To test the equality you have to use strcmp. If the returning value is 0 it means that they are equal.
if (strcmp(answer, "yes") == 0) {
// ...
} else {
// ...
}
Notes:
Using just answer == 'yes' it test the equality of pointers not value. This is the reason why enters only in else.
Because answer is int you have to change to an array
char answer[15]
As #Sathya mentioned you are reading just a char %c for reading a string you have to use %s
scanf("%s", answer);
Instead of 'yes' which is multi-character character constant change to "yes" that is an array of char with \0 at the end, more informations here.
this line:
if (answer == 'yes' ){
has several problems.
1) the definition of 'answer' is 'int' but the scanf is inputting a single character
2) answer could be compared with 'y' or 'n' but not to a array of char.
3) since the scanf only input a single char
and you/the user input 'yes',
only the first character was consumed,
so the 'es' are still in the input buffer
4) note the the single character could be anything, except white space.
the leading space in the format string would consume any white space.

→ WHAT IS ASKED:
1. Copy the C string-comparison text from "Because answer is" to "more informations here.".
2. According to the C string-comparison text, what value does strcmp return when the two strings are equal?
3. Continue the C string-comparison text from where it stops.

→ SOURCE DATA:

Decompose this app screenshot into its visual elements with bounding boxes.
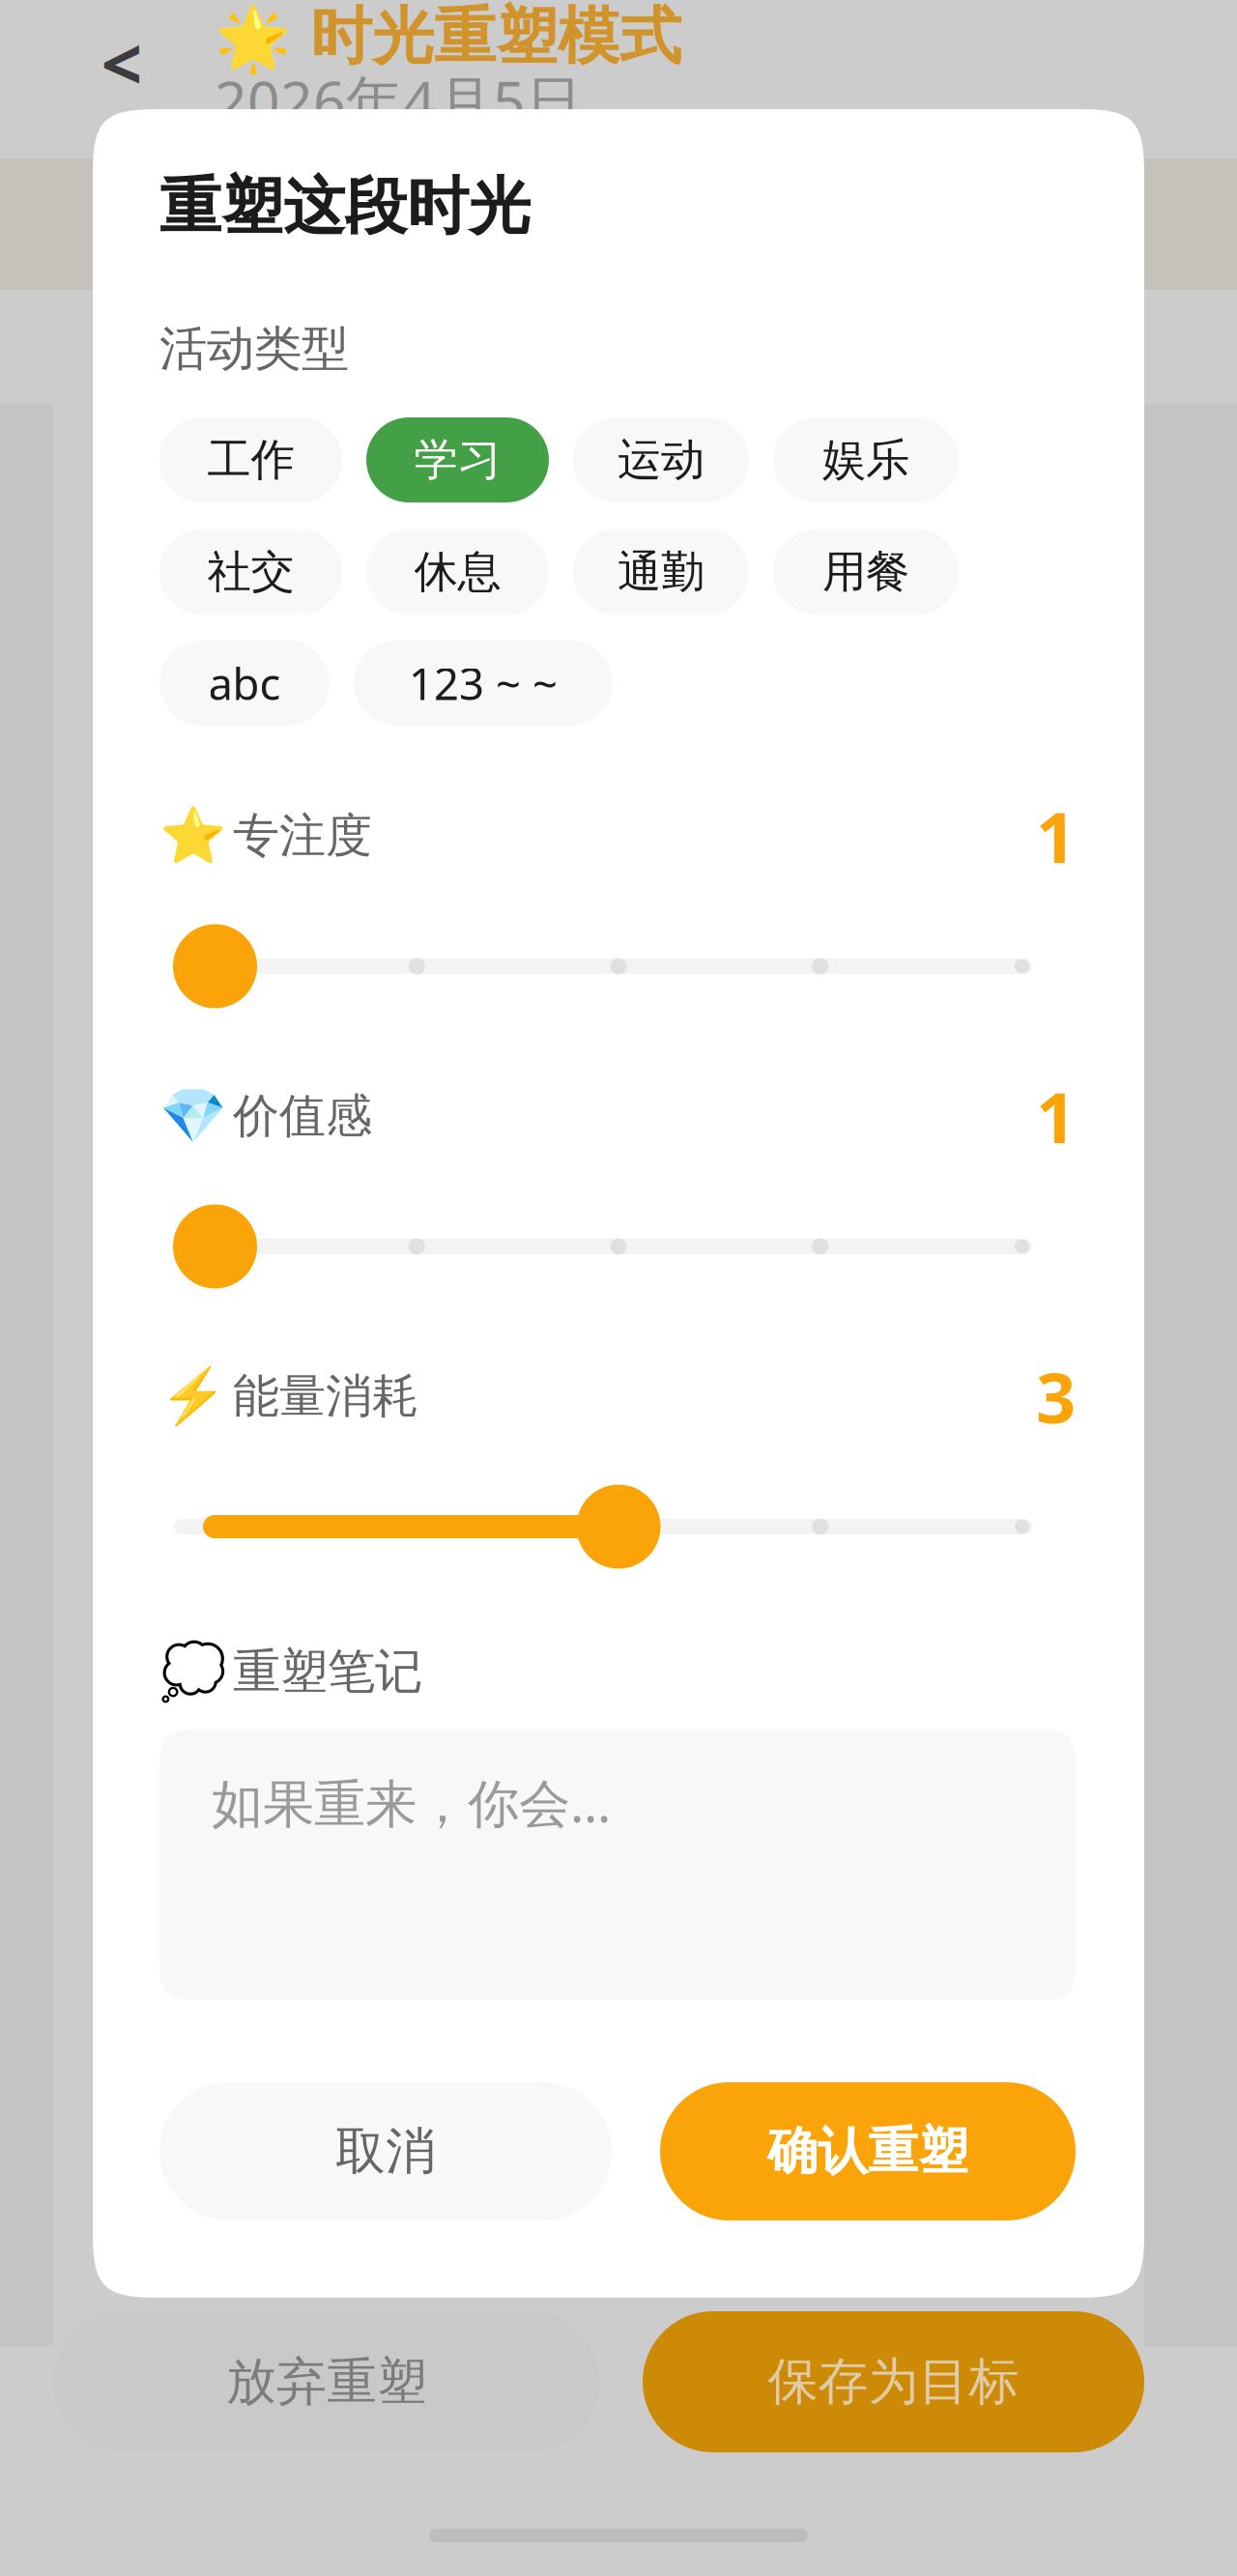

→ TASK RESPONSES:
1.
Because answer is int you have to change to an array
char answer[15]
As #Sathya mentioned you are reading just a char %c for reading a string you have to use %s
scanf("%s", answer);
Instead of 'yes' which is multi-character character constant change to "yes" that is an array of char with \0 at the end, more informations here.

2. 0

3.
so the user could input say 'y' or 'Y'
these are different characters
however, using the toupper() macro from ctypes.h
would mean only a 'Y' would need to be compared
5) if you decide to read a string,
then 'answer' needs to be a character array,
say: char answer[10];
and the scanf needs to have a max length modifier
on the associated "%s" input/conversion parameter
so as to avoid the user overflowing the input buffer
and the comparison would be via the strcmp() function
6) always check the returned value (not the parameter value)
from scanf to assure the operation was successful
7) diceRoll4 and guess can never be a negative number
so the variable definitions should be unsigned
and the associated scanf() for guess should use
something like "%u"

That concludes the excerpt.